Stated exercise –
Restate the complete material exactly.

Source records –
-- BEGIN --

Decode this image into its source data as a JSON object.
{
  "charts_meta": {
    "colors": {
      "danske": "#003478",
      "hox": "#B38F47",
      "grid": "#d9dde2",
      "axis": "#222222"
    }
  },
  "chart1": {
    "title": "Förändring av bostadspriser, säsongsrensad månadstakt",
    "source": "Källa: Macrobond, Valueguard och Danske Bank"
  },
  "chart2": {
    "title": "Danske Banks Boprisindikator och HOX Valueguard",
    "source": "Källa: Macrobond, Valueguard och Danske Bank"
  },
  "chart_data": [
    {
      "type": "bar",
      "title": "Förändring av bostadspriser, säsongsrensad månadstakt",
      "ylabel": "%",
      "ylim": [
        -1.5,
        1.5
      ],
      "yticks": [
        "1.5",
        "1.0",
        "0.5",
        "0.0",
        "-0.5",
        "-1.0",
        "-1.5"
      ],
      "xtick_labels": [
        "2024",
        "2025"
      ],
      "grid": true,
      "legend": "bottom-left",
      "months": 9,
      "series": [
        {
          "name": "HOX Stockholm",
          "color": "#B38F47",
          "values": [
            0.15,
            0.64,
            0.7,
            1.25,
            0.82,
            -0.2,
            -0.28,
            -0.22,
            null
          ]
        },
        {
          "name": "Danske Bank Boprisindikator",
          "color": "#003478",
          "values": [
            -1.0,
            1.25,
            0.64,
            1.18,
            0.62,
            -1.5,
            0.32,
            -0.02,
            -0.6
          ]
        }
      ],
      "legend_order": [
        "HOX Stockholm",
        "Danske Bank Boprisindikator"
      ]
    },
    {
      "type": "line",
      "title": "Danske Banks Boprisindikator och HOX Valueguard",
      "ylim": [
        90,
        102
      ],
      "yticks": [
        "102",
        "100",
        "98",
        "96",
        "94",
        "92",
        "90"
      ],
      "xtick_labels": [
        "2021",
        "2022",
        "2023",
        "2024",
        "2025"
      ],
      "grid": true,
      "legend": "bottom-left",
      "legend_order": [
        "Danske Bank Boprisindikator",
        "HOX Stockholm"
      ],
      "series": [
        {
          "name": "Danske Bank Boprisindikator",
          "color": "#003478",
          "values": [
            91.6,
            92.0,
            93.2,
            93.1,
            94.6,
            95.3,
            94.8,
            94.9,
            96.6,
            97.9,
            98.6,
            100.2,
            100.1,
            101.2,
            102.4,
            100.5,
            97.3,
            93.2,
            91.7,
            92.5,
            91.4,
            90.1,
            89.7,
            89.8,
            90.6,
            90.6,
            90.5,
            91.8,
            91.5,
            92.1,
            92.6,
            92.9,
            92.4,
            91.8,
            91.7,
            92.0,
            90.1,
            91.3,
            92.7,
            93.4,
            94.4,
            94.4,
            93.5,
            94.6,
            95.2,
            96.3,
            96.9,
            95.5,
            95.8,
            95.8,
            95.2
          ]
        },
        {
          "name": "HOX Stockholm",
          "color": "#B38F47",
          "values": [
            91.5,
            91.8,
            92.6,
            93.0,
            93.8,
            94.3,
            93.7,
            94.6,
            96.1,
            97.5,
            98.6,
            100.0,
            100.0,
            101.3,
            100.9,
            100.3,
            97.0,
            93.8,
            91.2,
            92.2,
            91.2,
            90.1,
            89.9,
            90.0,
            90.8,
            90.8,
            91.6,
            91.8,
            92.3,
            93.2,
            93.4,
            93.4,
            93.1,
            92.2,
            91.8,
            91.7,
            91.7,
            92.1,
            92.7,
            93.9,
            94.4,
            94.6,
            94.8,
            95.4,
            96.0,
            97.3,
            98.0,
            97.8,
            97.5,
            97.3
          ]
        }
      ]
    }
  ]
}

-- END --

Answer to this problem –
Decode this image into its source data as a JSON object.
{
  "charts_meta": {
    "colors": {
      "danske": "#003478",
      "hox": "#B38F47",
      "grid": "#d9dde2",
      "axis": "#222222"
    }
  },
  "chart1": {
    "title": "Förändring av bostadspriser, säsongsrensad månadstakt",
    "source": "Källa: Macrobond, Valueguard och Danske Bank"
  },
  "chart2": {
    "title": "Danske Banks Boprisindikator och HOX Valueguard",
    "source": "Källa: Macrobond, Valueguard och Danske Bank"
  },
  "chart_data": [
    {
      "type": "bar",
      "title": "Förändring av bostadspriser, säsongsrensad månadstakt",
      "ylabel": "%",
      "ylim": [
        -1.5,
        1.5
      ],
      "yticks": [
        "1.5",
        "1.0",
        "0.5",
        "0.0",
        "-0.5",
        "-1.0",
        "-1.5"
      ],
      "xtick_labels": [
        "2024",
        "2025"
      ],
      "grid": true,
      "legend": "bottom-left",
      "months": 9,
      "series": [
        {
          "name": "HOX Stockholm",
          "color": "#B38F47",
          "values": [
            0.15,
            0.64,
            0.7,
            1.25,
            0.82,
            -0.2,
            -0.28,
            -0.22,
            null
          ]
        },
        {
          "name": "Danske Bank Boprisindikator",
          "color": "#003478",
          "values": [
            -1.0,
            1.25,
            0.64,
            1.18,
            0.62,
            -1.5,
            0.32,
            -0.02,
            -0.6
          ]
        }
      ],
      "legend_order": [
        "HOX Stockholm",
        "Danske Bank Boprisindikator"
      ]
    },
    {
      "type": "line",
      "title": "Danske Banks Boprisindikator och HOX Valueguard",
      "ylim": [
        90,
        102
      ],
      "yticks": [
        "102",
        "100",
        "98",
        "96",
        "94",
        "92",
        "90"
      ],
      "xtick_labels": [
        "2021",
        "2022",
        "2023",
        "2024",
        "2025"
      ],
      "grid": true,
      "legend": "bottom-left",
      "legend_order": [
        "Danske Bank Boprisindikator",
        "HOX Stockholm"
      ],
      "series": [
        {
          "name": "Danske Bank Boprisindikator",
          "color": "#003478",
          "values": [
            91.6,
            92.0,
            93.2,
            93.1,
            94.6,
            95.3,
            94.8,
            94.9,
            96.6,
            97.9,
            98.6,
            100.2,
            100.1,
            101.2,
            102.4,
            100.5,
            97.3,
            93.2,
            91.7,
            92.5,
            91.4,
            90.1,
            89.7,
            89.8,
            90.6,
            90.6,
            90.5,
            91.8,
            91.5,
            92.1,
            92.6,
            92.9,
            92.4,
            91.8,
            91.7,
            92.0,
            90.1,
            91.3,
            92.7,
            93.4,
            94.4,
            94.4,
            93.5,
            94.6,
            95.2,
            96.3,
            96.9,
            95.5,
            95.8,
            95.8,
            95.2
          ]
        },
        {
          "name": "HOX Stockholm",
          "color": "#B38F47",
          "values": [
            91.5,
            91.8,
            92.6,
            93.0,
            93.8,
            94.3,
            93.7,
            94.6,
            96.1,
            97.5,
            98.6,
            100.0,
            100.0,
            101.3,
            100.9,
            100.3,
            97.0,
            93.8,
            91.2,
            92.2,
            91.2,
            90.1,
            89.9,
            90.0,
            90.8,
            90.8,
            91.6,
            91.8,
            92.3,
            93.2,
            93.4,
            93.4,
            93.1,
            92.2,
            91.8,
            91.7,
            91.7,
            92.1,
            92.7,
            93.9,
            94.4,
            94.6,
            94.8,
            95.4,
            96.0,
            97.3,
            98.0,
            97.8,
            97.5,
            97.3
          ]
        }
      ]
    }
  ]
}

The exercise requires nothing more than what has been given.